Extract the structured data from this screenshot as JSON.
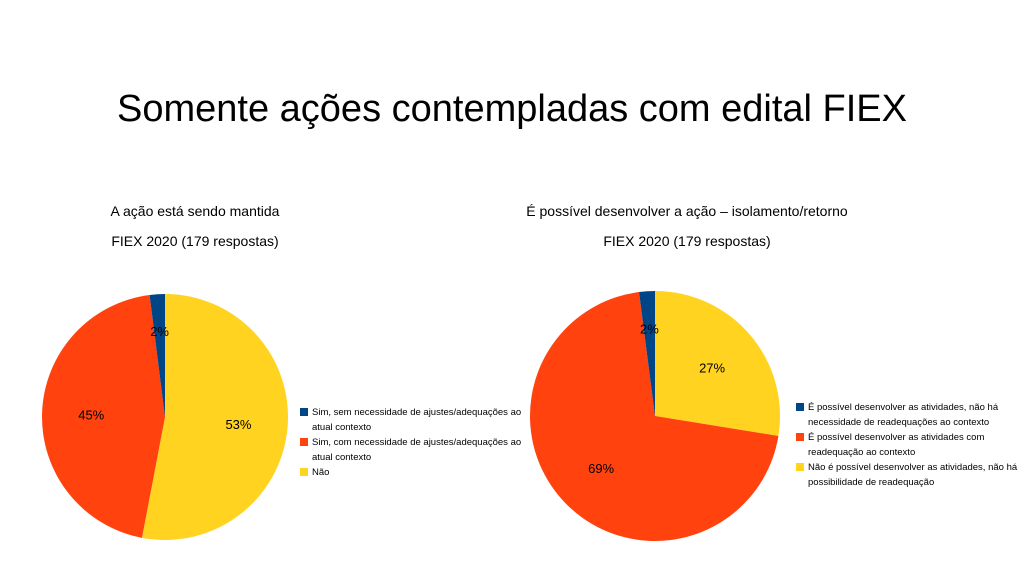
{
  "title": "Somente ações contempladas com edital FIEX",
  "chart_data": [
    {
      "type": "pie",
      "title": "A ação está sendo mantida",
      "subtitle": "FIEX 2020 (179 respostas)",
      "categories": [
        "Sim, sem necessidade de ajustes/adequações ao atual contexto",
        "Sim, com necessidade de ajustes/adequações ao atual contexto",
        "Não"
      ],
      "values": [
        2,
        45,
        53
      ],
      "labels": [
        "2%",
        "45%",
        "53%"
      ],
      "colors": [
        "#004586",
        "#ff420e",
        "#ffd320"
      ],
      "legend": "right"
    },
    {
      "type": "pie",
      "title": "É possível desenvolver  a ação – isolamento/retorno",
      "subtitle": "FIEX 2020 (179 respostas)",
      "categories": [
        "É possível desenvolver as atividades, não há necessidade de readequações ao contexto",
        "É possível desenvolver as atividades com readequação ao contexto",
        "Não é possível desenvolver as atividades, não há possibilidade de readequação"
      ],
      "values": [
        2,
        69,
        27
      ],
      "labels": [
        "2%",
        "69%",
        "27%"
      ],
      "colors": [
        "#004586",
        "#ff420e",
        "#ffd320"
      ],
      "legend": "right"
    }
  ]
}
○ ○ ○ ○
• [WHAT YOU WILL DO]
Reply with the number of lines in the preceding entries that contain "contexto", and no other words.

• [ANSWER FOR THIS EXERCISE]
4